[WORK INSTRUCTIONS]: Every entry must be repeated exactly. Exclude all pictures.

─── INFORMATION SUPPLIED ───

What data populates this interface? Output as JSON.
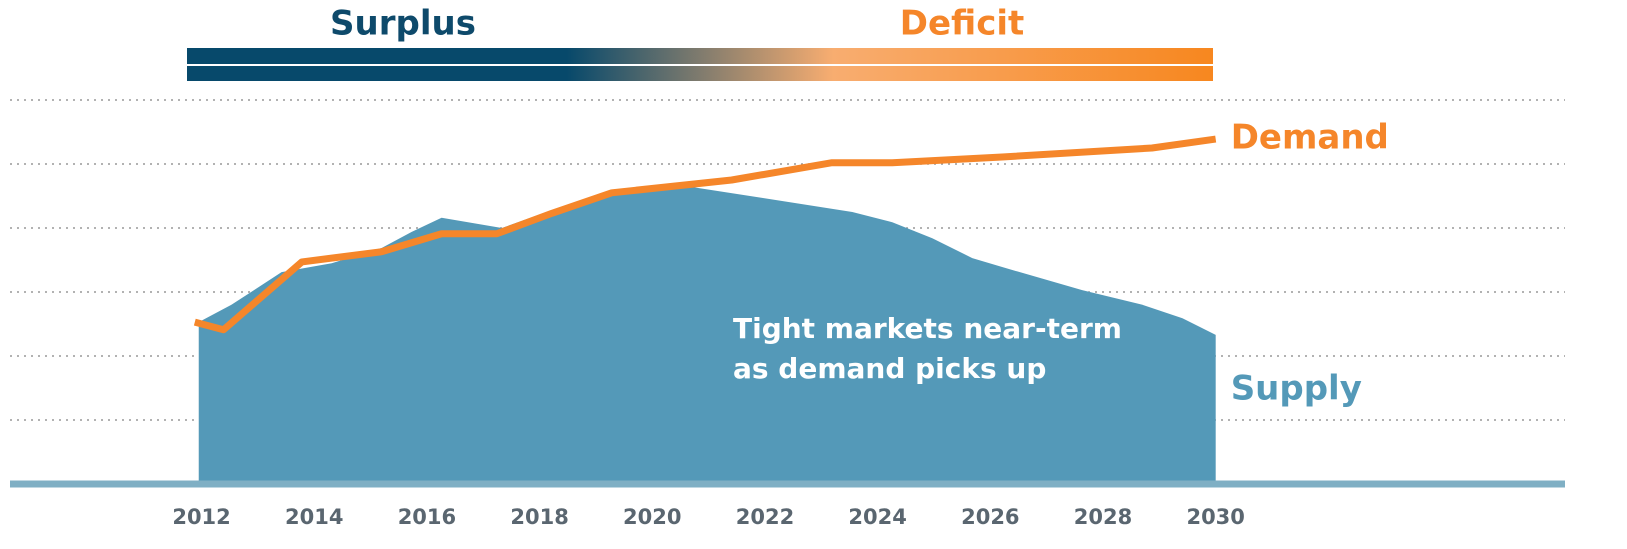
{
  "chart_data": {
    "type": "area_line",
    "surplus_label": "Surplus",
    "deficit_label": "Deficit",
    "annotation": [
      "Tight markets near-term",
      "as demand picks up"
    ],
    "series": [
      {
        "name": "Supply",
        "type": "area",
        "color": "#5499b8",
        "x": [
          2011.95,
          2012.53,
          2013.42,
          2014.31,
          2015.2,
          2015.73,
          2016.26,
          2017.33,
          2018.22,
          2019.1,
          2020.7,
          2021.95,
          2023.55,
          2024.26,
          2024.97,
          2025.68,
          2026.21,
          2027.63,
          2028.7,
          2029.41,
          2030
        ],
        "values": [
          2.53,
          2.8,
          3.31,
          3.45,
          3.69,
          3.94,
          4.16,
          4.0,
          4.28,
          4.52,
          4.64,
          4.47,
          4.25,
          4.09,
          3.84,
          3.53,
          3.39,
          3.03,
          2.8,
          2.59,
          2.33
        ]
      },
      {
        "name": "Demand",
        "type": "line",
        "color": "#f5862a",
        "x": [
          2011.88,
          2012.39,
          2013.78,
          2015.2,
          2016.26,
          2017.24,
          2018.22,
          2019.28,
          2021.41,
          2023.19,
          2024.26,
          2026.21,
          2028.87,
          2030
        ],
        "values": [
          2.53,
          2.41,
          3.47,
          3.63,
          3.91,
          3.91,
          4.23,
          4.55,
          4.75,
          5.02,
          5.02,
          5.11,
          5.25,
          5.39
        ]
      }
    ],
    "xlim": [
      2008.6,
      2036.2
    ],
    "xticks": [
      2012,
      2014,
      2016,
      2018,
      2020,
      2022,
      2024,
      2026,
      2028,
      2030
    ],
    "ylim": [
      0,
      6
    ],
    "gridlines": [
      1,
      2,
      3,
      4,
      5,
      6
    ],
    "grid": true
  }
}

───

[THE ANSWER]:
What data populates this interface? Output as JSON.
{
  "chart_data": {
    "type": "area_line",
    "surplus_label": "Surplus",
    "deficit_label": "Deficit",
    "annotation": [
      "Tight markets near-term",
      "as demand picks up"
    ],
    "series": [
      {
        "name": "Supply",
        "type": "area",
        "color": "#5499b8",
        "x": [
          2011.95,
          2012.53,
          2013.42,
          2014.31,
          2015.2,
          2015.73,
          2016.26,
          2017.33,
          2018.22,
          2019.1,
          2020.7,
          2021.95,
          2023.55,
          2024.26,
          2024.97,
          2025.68,
          2026.21,
          2027.63,
          2028.7,
          2029.41,
          2030
        ],
        "values": [
          2.53,
          2.8,
          3.31,
          3.45,
          3.69,
          3.94,
          4.16,
          4.0,
          4.28,
          4.52,
          4.64,
          4.47,
          4.25,
          4.09,
          3.84,
          3.53,
          3.39,
          3.03,
          2.8,
          2.59,
          2.33
        ]
      },
      {
        "name": "Demand",
        "type": "line",
        "color": "#f5862a",
        "x": [
          2011.88,
          2012.39,
          2013.78,
          2015.2,
          2016.26,
          2017.24,
          2018.22,
          2019.28,
          2021.41,
          2023.19,
          2024.26,
          2026.21,
          2028.87,
          2030
        ],
        "values": [
          2.53,
          2.41,
          3.47,
          3.63,
          3.91,
          3.91,
          4.23,
          4.55,
          4.75,
          5.02,
          5.02,
          5.11,
          5.25,
          5.39
        ]
      }
    ],
    "xlim": [
      2008.6,
      2036.2
    ],
    "xticks": [
      2012,
      2014,
      2016,
      2018,
      2020,
      2022,
      2024,
      2026,
      2028,
      2030
    ],
    "ylim": [
      0,
      6
    ],
    "gridlines": [
      1,
      2,
      3,
      4,
      5,
      6
    ],
    "grid": true
  }
}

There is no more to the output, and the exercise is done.